- _TASK INSTRUCTIONS_: Show every line in the records below that contains the word "Broadcom".

- _EXERCISE MATERIAL_:
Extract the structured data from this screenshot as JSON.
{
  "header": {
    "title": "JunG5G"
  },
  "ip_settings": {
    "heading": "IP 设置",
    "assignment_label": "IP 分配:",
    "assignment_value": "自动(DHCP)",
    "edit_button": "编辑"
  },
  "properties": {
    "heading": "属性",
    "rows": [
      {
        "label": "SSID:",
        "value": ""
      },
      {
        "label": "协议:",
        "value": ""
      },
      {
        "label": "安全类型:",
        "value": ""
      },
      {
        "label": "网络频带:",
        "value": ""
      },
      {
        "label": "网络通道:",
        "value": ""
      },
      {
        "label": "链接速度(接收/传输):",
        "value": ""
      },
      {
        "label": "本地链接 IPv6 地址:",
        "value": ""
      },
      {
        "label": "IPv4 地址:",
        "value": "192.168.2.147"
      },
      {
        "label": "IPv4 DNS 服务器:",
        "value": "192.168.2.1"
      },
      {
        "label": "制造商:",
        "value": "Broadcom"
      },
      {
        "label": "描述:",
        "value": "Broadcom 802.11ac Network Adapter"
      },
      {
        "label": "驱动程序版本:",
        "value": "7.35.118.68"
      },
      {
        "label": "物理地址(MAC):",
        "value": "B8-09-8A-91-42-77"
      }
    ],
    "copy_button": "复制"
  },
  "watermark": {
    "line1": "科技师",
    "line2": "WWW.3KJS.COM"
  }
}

- _EXERCISE OUTPUT_:
        "value": "Broadcom"
        "value": "Broadcom 802.11ac Network Adapter"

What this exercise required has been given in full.